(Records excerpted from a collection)
******************************
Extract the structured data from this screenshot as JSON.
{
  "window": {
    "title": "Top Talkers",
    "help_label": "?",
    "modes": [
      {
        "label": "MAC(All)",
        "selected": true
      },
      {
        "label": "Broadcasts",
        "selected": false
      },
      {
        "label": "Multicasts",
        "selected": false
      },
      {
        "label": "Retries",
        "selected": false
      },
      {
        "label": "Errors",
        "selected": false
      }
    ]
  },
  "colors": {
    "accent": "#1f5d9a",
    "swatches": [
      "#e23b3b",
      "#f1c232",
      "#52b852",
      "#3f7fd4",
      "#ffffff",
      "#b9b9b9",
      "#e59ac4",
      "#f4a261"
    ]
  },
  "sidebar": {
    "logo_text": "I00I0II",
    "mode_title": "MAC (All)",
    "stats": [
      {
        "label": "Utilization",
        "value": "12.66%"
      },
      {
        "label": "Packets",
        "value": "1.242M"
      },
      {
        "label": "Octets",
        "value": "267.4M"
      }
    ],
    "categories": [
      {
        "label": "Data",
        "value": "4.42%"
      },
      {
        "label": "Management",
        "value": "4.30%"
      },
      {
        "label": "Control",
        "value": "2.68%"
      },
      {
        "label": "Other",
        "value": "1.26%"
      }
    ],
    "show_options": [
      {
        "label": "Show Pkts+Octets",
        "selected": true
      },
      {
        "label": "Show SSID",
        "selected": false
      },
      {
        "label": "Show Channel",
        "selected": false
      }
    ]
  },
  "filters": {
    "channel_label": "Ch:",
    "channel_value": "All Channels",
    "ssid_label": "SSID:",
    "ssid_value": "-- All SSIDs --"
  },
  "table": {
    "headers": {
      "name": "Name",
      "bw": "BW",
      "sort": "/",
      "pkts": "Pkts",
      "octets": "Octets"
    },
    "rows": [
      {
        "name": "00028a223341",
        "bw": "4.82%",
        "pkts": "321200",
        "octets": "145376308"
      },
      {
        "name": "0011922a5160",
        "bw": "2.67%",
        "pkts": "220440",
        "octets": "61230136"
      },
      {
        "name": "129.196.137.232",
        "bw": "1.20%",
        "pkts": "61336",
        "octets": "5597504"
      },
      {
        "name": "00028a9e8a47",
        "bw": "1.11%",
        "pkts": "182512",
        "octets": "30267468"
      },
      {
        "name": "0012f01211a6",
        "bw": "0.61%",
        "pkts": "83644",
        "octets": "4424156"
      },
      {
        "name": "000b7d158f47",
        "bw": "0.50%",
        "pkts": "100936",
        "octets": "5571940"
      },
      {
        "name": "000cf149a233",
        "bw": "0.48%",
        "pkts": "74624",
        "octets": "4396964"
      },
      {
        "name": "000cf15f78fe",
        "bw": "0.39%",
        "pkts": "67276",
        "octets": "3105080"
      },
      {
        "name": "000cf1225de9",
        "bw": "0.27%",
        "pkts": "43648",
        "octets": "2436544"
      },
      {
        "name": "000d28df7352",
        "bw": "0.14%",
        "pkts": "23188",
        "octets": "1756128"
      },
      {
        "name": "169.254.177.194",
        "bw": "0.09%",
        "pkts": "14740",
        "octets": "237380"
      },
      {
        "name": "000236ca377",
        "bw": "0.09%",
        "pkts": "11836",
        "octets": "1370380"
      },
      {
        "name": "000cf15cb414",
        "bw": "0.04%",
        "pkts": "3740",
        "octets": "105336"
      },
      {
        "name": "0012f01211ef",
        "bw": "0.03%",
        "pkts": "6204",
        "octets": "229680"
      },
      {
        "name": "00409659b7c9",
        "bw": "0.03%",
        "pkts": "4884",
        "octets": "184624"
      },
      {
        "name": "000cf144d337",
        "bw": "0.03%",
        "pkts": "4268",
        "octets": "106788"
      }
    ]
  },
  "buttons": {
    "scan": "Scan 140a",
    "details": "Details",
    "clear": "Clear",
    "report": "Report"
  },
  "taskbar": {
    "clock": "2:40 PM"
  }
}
******************************
■ TO BE DONE ■
Repeat the lines above exactly.

■ EXERCISE RESULT ■
Extract the structured data from this screenshot as JSON.
{
  "window": {
    "title": "Top Talkers",
    "help_label": "?",
    "modes": [
      {
        "label": "MAC(All)",
        "selected": true
      },
      {
        "label": "Broadcasts",
        "selected": false
      },
      {
        "label": "Multicasts",
        "selected": false
      },
      {
        "label": "Retries",
        "selected": false
      },
      {
        "label": "Errors",
        "selected": false
      }
    ]
  },
  "colors": {
    "accent": "#1f5d9a",
    "swatches": [
      "#e23b3b",
      "#f1c232",
      "#52b852",
      "#3f7fd4",
      "#ffffff",
      "#b9b9b9",
      "#e59ac4",
      "#f4a261"
    ]
  },
  "sidebar": {
    "logo_text": "I00I0II",
    "mode_title": "MAC (All)",
    "stats": [
      {
        "label": "Utilization",
        "value": "12.66%"
      },
      {
        "label": "Packets",
        "value": "1.242M"
      },
      {
        "label": "Octets",
        "value": "267.4M"
      }
    ],
    "categories": [
      {
        "label": "Data",
        "value": "4.42%"
      },
      {
        "label": "Management",
        "value": "4.30%"
      },
      {
        "label": "Control",
        "value": "2.68%"
      },
      {
        "label": "Other",
        "value": "1.26%"
      }
    ],
    "show_options": [
      {
        "label": "Show Pkts+Octets",
        "selected": true
      },
      {
        "label": "Show SSID",
        "selected": false
      },
      {
        "label": "Show Channel",
        "selected": false
      }
    ]
  },
  "filters": {
    "channel_label": "Ch:",
    "channel_value": "All Channels",
    "ssid_label": "SSID:",
    "ssid_value": "-- All SSIDs --"
  },
  "table": {
    "headers": {
      "name": "Name",
      "bw": "BW",
      "sort": "/",
      "pkts": "Pkts",
      "octets": "Octets"
    },
    "rows": [
      {
        "name": "00028a223341",
        "bw": "4.82%",
        "pkts": "321200",
        "octets": "145376308"
      },
      {
        "name": "0011922a5160",
        "bw": "2.67%",
        "pkts": "220440",
        "octets": "61230136"
      },
      {
        "name": "129.196.137.232",
        "bw": "1.20%",
        "pkts": "61336",
        "octets": "5597504"
      },
      {
        "name": "00028a9e8a47",
        "bw": "1.11%",
        "pkts": "182512",
        "octets": "30267468"
      },
      {
        "name": "0012f01211a6",
        "bw": "0.61%",
        "pkts": "83644",
        "octets": "4424156"
      },
      {
        "name": "000b7d158f47",
        "bw": "0.50%",
        "pkts": "100936",
        "octets": "5571940"
      },
      {
        "name": "000cf149a233",
        "bw": "0.48%",
        "pkts": "74624",
        "octets": "4396964"
      },
      {
        "name": "000cf15f78fe",
        "bw": "0.39%",
        "pkts": "67276",
        "octets": "3105080"
      },
      {
        "name": "000cf1225de9",
        "bw": "0.27%",
        "pkts": "43648",
        "octets": "2436544"
      },
      {
        "name": "000d28df7352",
        "bw": "0.14%",
        "pkts": "23188",
        "octets": "1756128"
      },
      {
        "name": "169.254.177.194",
        "bw": "0.09%",
        "pkts": "14740",
        "octets": "237380"
      },
      {
        "name": "000236ca377",
        "bw": "0.09%",
        "pkts": "11836",
        "octets": "1370380"
      },
      {
        "name": "000cf15cb414",
        "bw": "0.04%",
        "pkts": "3740",
        "octets": "105336"
      },
      {
        "name": "0012f01211ef",
        "bw": "0.03%",
        "pkts": "6204",
        "octets": "229680"
      },
      {
        "name": "00409659b7c9",
        "bw": "0.03%",
        "pkts": "4884",
        "octets": "184624"
      },
      {
        "name": "000cf144d337",
        "bw": "0.03%",
        "pkts": "4268",
        "octets": "106788"
      }
    ]
  },
  "buttons": {
    "scan": "Scan 140a",
    "details": "Details",
    "clear": "Clear",
    "report": "Report"
  },
  "taskbar": {
    "clock": "2:40 PM"
  }
}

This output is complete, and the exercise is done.